[START OF RAW RECORDS]

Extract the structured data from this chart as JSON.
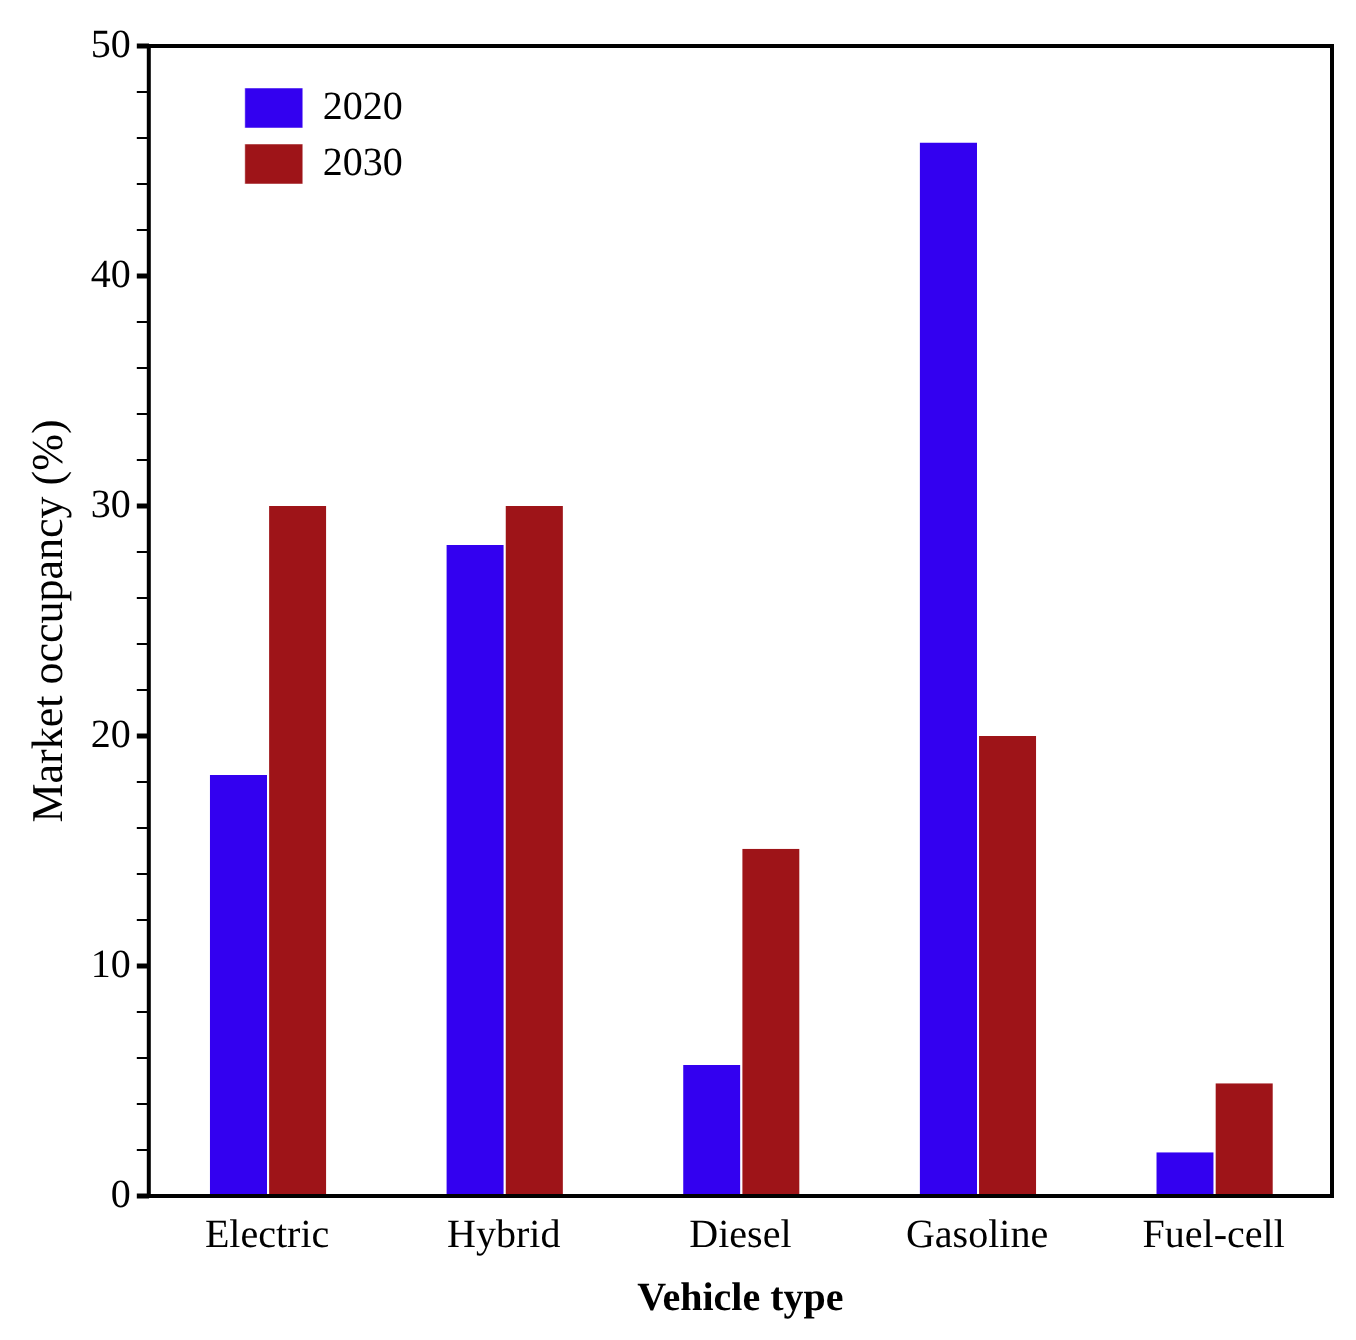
{
  "chart_data": {
    "type": "bar",
    "xlabel": "Vehicle type",
    "ylabel": "Market occupancy (%)",
    "categories": [
      "Electric",
      "Hybrid",
      "Diesel",
      "Gasoline",
      "Fuel-cell"
    ],
    "series": [
      {
        "name": "2020",
        "color": "#3300f0",
        "values": [
          18.3,
          28.3,
          5.7,
          45.8,
          1.9
        ]
      },
      {
        "name": "2030",
        "color": "#9e1418",
        "values": [
          30,
          30,
          15.1,
          20,
          4.9
        ]
      }
    ],
    "ylim": [
      0,
      50
    ],
    "yticks": [
      0,
      {
        "value": 2,
        "label": null
      },
      {
        "value": 4,
        "label": null
      },
      {
        "value": 6,
        "label": null
      },
      {
        "value": 8,
        "label": null
      },
      10,
      {
        "value": 12,
        "label": null
      },
      {
        "value": 14,
        "label": null
      },
      {
        "value": 16,
        "label": null
      },
      {
        "value": 18,
        "label": null
      },
      20,
      {
        "value": 22,
        "label": null
      },
      {
        "value": 24,
        "label": null
      },
      {
        "value": 26,
        "label": null
      },
      {
        "value": 28,
        "label": null
      },
      30,
      {
        "value": 32,
        "label": null
      },
      {
        "value": 34,
        "label": null
      },
      {
        "value": 36,
        "label": null
      },
      {
        "value": 38,
        "label": null
      },
      40,
      {
        "value": 42,
        "label": null
      },
      {
        "value": 44,
        "label": null
      },
      {
        "value": 46,
        "label": null
      },
      {
        "value": 48,
        "label": null
      },
      50
    ],
    "grid": false,
    "legend": "top left"
  }
}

[END OF RAW RECORDS]

## [GIVEN INSTRUCTION]
Copy out the records above in full, exactly as written, but not the pictures.

## [FINISHED ANSWER]
Extract the structured data from this chart as JSON.
{
  "chart_data": {
    "type": "bar",
    "xlabel": "Vehicle type",
    "ylabel": "Market occupancy (%)",
    "categories": [
      "Electric",
      "Hybrid",
      "Diesel",
      "Gasoline",
      "Fuel-cell"
    ],
    "series": [
      {
        "name": "2020",
        "color": "#3300f0",
        "values": [
          18.3,
          28.3,
          5.7,
          45.8,
          1.9
        ]
      },
      {
        "name": "2030",
        "color": "#9e1418",
        "values": [
          30,
          30,
          15.1,
          20,
          4.9
        ]
      }
    ],
    "ylim": [
      0,
      50
    ],
    "yticks": [
      0,
      {
        "value": 2,
        "label": null
      },
      {
        "value": 4,
        "label": null
      },
      {
        "value": 6,
        "label": null
      },
      {
        "value": 8,
        "label": null
      },
      10,
      {
        "value": 12,
        "label": null
      },
      {
        "value": 14,
        "label": null
      },
      {
        "value": 16,
        "label": null
      },
      {
        "value": 18,
        "label": null
      },
      20,
      {
        "value": 22,
        "label": null
      },
      {
        "value": 24,
        "label": null
      },
      {
        "value": 26,
        "label": null
      },
      {
        "value": 28,
        "label": null
      },
      30,
      {
        "value": 32,
        "label": null
      },
      {
        "value": 34,
        "label": null
      },
      {
        "value": 36,
        "label": null
      },
      {
        "value": 38,
        "label": null
      },
      40,
      {
        "value": 42,
        "label": null
      },
      {
        "value": 44,
        "label": null
      },
      {
        "value": 46,
        "label": null
      },
      {
        "value": 48,
        "label": null
      },
      50
    ],
    "grid": false,
    "legend": "top left"
  }
}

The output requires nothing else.